▶ [Data section]

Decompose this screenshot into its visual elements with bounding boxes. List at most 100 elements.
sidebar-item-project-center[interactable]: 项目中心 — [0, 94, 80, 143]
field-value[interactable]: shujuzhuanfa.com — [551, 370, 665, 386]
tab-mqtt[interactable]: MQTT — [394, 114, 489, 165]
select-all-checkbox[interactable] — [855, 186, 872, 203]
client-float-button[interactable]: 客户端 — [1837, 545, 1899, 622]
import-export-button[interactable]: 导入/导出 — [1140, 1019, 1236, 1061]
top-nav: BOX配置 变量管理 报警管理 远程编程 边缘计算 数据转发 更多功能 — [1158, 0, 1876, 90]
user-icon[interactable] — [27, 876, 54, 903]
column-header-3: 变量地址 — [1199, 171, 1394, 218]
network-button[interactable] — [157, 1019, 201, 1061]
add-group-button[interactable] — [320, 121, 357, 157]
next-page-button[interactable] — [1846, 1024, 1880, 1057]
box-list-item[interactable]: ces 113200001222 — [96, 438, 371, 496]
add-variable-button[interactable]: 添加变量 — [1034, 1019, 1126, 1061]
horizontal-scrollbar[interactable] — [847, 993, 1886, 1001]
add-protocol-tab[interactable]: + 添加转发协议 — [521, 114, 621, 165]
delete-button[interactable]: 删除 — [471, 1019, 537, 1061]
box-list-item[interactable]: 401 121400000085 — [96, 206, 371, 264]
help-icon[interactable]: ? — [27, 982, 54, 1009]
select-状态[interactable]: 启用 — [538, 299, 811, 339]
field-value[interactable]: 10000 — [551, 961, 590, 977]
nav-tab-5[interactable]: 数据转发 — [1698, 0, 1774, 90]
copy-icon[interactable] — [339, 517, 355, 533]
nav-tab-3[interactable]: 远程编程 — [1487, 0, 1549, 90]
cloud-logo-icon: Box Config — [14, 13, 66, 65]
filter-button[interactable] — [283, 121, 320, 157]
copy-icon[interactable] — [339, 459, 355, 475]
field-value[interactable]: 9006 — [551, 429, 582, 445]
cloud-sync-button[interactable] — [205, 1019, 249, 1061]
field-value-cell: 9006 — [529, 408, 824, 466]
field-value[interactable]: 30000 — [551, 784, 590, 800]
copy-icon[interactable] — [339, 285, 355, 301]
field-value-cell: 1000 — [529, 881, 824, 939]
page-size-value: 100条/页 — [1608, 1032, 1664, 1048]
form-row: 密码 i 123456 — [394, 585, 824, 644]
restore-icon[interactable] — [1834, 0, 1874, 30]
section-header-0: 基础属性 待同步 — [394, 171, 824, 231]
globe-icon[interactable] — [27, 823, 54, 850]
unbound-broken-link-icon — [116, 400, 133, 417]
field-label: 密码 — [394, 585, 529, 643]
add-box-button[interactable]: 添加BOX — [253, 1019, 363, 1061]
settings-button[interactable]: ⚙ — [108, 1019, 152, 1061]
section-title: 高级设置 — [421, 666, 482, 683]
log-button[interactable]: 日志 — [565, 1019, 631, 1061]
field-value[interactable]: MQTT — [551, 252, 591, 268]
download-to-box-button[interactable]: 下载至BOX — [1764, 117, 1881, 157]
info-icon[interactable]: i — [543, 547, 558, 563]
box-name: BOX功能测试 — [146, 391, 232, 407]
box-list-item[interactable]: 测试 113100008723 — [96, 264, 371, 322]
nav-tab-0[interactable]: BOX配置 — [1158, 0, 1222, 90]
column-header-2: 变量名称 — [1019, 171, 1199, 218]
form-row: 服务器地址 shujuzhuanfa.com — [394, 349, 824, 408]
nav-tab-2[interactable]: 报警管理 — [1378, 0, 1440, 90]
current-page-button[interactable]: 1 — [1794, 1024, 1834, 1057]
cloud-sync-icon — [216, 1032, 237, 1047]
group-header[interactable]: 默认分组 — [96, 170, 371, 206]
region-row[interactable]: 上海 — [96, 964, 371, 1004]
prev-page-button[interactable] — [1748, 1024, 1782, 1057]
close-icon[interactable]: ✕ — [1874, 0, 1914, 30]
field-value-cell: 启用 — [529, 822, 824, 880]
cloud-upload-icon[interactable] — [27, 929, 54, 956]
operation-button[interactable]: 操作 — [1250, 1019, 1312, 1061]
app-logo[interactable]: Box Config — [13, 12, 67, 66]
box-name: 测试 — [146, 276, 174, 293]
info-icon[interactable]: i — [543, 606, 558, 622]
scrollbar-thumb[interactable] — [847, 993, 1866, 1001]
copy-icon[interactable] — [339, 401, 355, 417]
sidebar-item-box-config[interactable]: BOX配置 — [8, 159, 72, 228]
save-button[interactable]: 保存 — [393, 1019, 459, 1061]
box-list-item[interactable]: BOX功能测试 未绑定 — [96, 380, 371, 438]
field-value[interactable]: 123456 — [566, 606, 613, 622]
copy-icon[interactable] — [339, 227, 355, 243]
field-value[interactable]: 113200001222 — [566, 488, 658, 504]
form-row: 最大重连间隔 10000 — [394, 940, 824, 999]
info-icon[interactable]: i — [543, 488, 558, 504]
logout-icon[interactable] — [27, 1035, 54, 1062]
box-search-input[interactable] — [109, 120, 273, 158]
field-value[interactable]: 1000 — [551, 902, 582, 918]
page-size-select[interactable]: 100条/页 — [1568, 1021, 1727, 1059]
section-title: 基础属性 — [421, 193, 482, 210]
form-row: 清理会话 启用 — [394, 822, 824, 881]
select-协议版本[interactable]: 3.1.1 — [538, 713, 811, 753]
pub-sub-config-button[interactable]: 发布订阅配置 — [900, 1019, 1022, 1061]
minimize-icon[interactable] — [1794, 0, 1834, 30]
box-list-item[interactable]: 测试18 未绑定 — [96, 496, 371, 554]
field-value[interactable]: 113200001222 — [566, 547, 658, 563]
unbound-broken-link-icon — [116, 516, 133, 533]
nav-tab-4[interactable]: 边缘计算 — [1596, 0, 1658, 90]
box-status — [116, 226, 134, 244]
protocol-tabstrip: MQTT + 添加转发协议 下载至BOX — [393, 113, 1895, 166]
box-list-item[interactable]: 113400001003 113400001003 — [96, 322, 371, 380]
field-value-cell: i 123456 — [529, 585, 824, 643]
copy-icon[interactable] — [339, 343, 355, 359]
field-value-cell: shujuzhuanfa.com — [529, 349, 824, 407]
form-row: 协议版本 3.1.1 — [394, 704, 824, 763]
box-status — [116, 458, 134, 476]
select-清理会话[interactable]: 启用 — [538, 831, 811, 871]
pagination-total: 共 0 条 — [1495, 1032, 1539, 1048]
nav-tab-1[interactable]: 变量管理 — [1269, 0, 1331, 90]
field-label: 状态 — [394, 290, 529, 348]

▶ [Problem to solve]
Rewrite the data above with every instance of "box-list-item" replaced by "device-list-item", changing nothing else.

▶ [Solution for this problem]
Decompose this screenshot into its visual elements with bounding boxes. List at most 100 elements.
sidebar-item-project-center[interactable]: 项目中心 — [0, 94, 80, 143]
field-value[interactable]: shujuzhuanfa.com — [551, 370, 665, 386]
tab-mqtt[interactable]: MQTT — [394, 114, 489, 165]
select-all-checkbox[interactable] — [855, 186, 872, 203]
client-float-button[interactable]: 客户端 — [1837, 545, 1899, 622]
import-export-button[interactable]: 导入/导出 — [1140, 1019, 1236, 1061]
top-nav: BOX配置 变量管理 报警管理 远程编程 边缘计算 数据转发 更多功能 — [1158, 0, 1876, 90]
user-icon[interactable] — [27, 876, 54, 903]
column-header-3: 变量地址 — [1199, 171, 1394, 218]
network-button[interactable] — [157, 1019, 201, 1061]
add-group-button[interactable] — [320, 121, 357, 157]
next-page-button[interactable] — [1846, 1024, 1880, 1057]
device-list-item[interactable]: ces 113200001222 — [96, 438, 371, 496]
add-variable-button[interactable]: 添加变量 — [1034, 1019, 1126, 1061]
horizontal-scrollbar[interactable] — [847, 993, 1886, 1001]
add-protocol-tab[interactable]: + 添加转发协议 — [521, 114, 621, 165]
delete-button[interactable]: 删除 — [471, 1019, 537, 1061]
device-list-item[interactable]: 401 121400000085 — [96, 206, 371, 264]
help-icon[interactable]: ? — [27, 982, 54, 1009]
select-状态[interactable]: 启用 — [538, 299, 811, 339]
field-value[interactable]: 10000 — [551, 961, 590, 977]
nav-tab-5[interactable]: 数据转发 — [1698, 0, 1774, 90]
copy-icon[interactable] — [339, 517, 355, 533]
nav-tab-3[interactable]: 远程编程 — [1487, 0, 1549, 90]
cloud-logo-icon: Box Config — [14, 13, 66, 65]
filter-button[interactable] — [283, 121, 320, 157]
copy-icon[interactable] — [339, 459, 355, 475]
field-value[interactable]: 9006 — [551, 429, 582, 445]
cloud-sync-button[interactable] — [205, 1019, 249, 1061]
field-value-cell: 9006 — [529, 408, 824, 466]
field-value[interactable]: 30000 — [551, 784, 590, 800]
copy-icon[interactable] — [339, 285, 355, 301]
field-value-cell: 1000 — [529, 881, 824, 939]
page-size-value: 100条/页 — [1608, 1032, 1664, 1048]
form-row: 密码 i 123456 — [394, 585, 824, 644]
restore-icon[interactable] — [1834, 0, 1874, 30]
section-header-0: 基础属性 待同步 — [394, 171, 824, 231]
globe-icon[interactable] — [27, 823, 54, 850]
unbound-broken-link-icon — [116, 400, 133, 417]
field-label: 密码 — [394, 585, 529, 643]
add-box-button[interactable]: 添加BOX — [253, 1019, 363, 1061]
settings-button[interactable]: ⚙ — [108, 1019, 152, 1061]
section-title: 高级设置 — [421, 666, 482, 683]
log-button[interactable]: 日志 — [565, 1019, 631, 1061]
field-value[interactable]: MQTT — [551, 252, 591, 268]
download-to-box-button[interactable]: 下载至BOX — [1764, 117, 1881, 157]
info-icon[interactable]: i — [543, 547, 558, 563]
box-name: BOX功能测试 — [146, 391, 232, 407]
device-list-item[interactable]: 测试 113100008723 — [96, 264, 371, 322]
nav-tab-0[interactable]: BOX配置 — [1158, 0, 1222, 90]
column-header-2: 变量名称 — [1019, 171, 1199, 218]
form-row: 服务器地址 shujuzhuanfa.com — [394, 349, 824, 408]
nav-tab-2[interactable]: 报警管理 — [1378, 0, 1440, 90]
current-page-button[interactable]: 1 — [1794, 1024, 1834, 1057]
cloud-sync-icon — [216, 1032, 237, 1047]
group-header[interactable]: 默认分组 — [96, 170, 371, 206]
region-row[interactable]: 上海 — [96, 964, 371, 1004]
prev-page-button[interactable] — [1748, 1024, 1782, 1057]
close-icon[interactable]: ✕ — [1874, 0, 1914, 30]
field-value-cell: 启用 — [529, 822, 824, 880]
cloud-upload-icon[interactable] — [27, 929, 54, 956]
operation-button[interactable]: 操作 — [1250, 1019, 1312, 1061]
app-logo[interactable]: Box Config — [13, 12, 67, 66]
box-name: 测试 — [146, 276, 174, 293]
info-icon[interactable]: i — [543, 606, 558, 622]
scrollbar-thumb[interactable] — [847, 993, 1866, 1001]
copy-icon[interactable] — [339, 401, 355, 417]
sidebar-item-box-config[interactable]: BOX配置 — [8, 159, 72, 228]
save-button[interactable]: 保存 — [393, 1019, 459, 1061]
device-list-item[interactable]: BOX功能测试 未绑定 — [96, 380, 371, 438]
field-value[interactable]: 123456 — [566, 606, 613, 622]
copy-icon[interactable] — [339, 227, 355, 243]
field-value[interactable]: 113200001222 — [566, 488, 658, 504]
form-row: 最大重连间隔 10000 — [394, 940, 824, 999]
info-icon[interactable]: i — [543, 488, 558, 504]
logout-icon[interactable] — [27, 1035, 54, 1062]
box-search-input[interactable] — [109, 120, 273, 158]
field-value[interactable]: 1000 — [551, 902, 582, 918]
page-size-select[interactable]: 100条/页 — [1568, 1021, 1727, 1059]
section-title: 基础属性 — [421, 193, 482, 210]
form-row: 清理会话 启用 — [394, 822, 824, 881]
select-协议版本[interactable]: 3.1.1 — [538, 713, 811, 753]
pub-sub-config-button[interactable]: 发布订阅配置 — [900, 1019, 1022, 1061]
minimize-icon[interactable] — [1794, 0, 1834, 30]
device-list-item[interactable]: 测试18 未绑定 — [96, 496, 371, 554]
field-value[interactable]: 113200001222 — [566, 547, 658, 563]
unbound-broken-link-icon — [116, 516, 133, 533]
nav-tab-4[interactable]: 边缘计算 — [1596, 0, 1658, 90]
box-status — [116, 226, 134, 244]
protocol-tabstrip: MQTT + 添加转发协议 下载至BOX — [393, 113, 1895, 166]
device-list-item[interactable]: 113400001003 113400001003 — [96, 322, 371, 380]
field-value-cell: i 123456 — [529, 585, 824, 643]
copy-icon[interactable] — [339, 343, 355, 359]
field-value-cell: shujuzhuanfa.com — [529, 349, 824, 407]
form-row: 协议版本 3.1.1 — [394, 704, 824, 763]
box-status — [116, 458, 134, 476]
select-清理会话[interactable]: 启用 — [538, 831, 811, 871]
pagination-total: 共 0 条 — [1495, 1032, 1539, 1048]
nav-tab-1[interactable]: 变量管理 — [1269, 0, 1331, 90]
field-label: 状态 — [394, 290, 529, 348]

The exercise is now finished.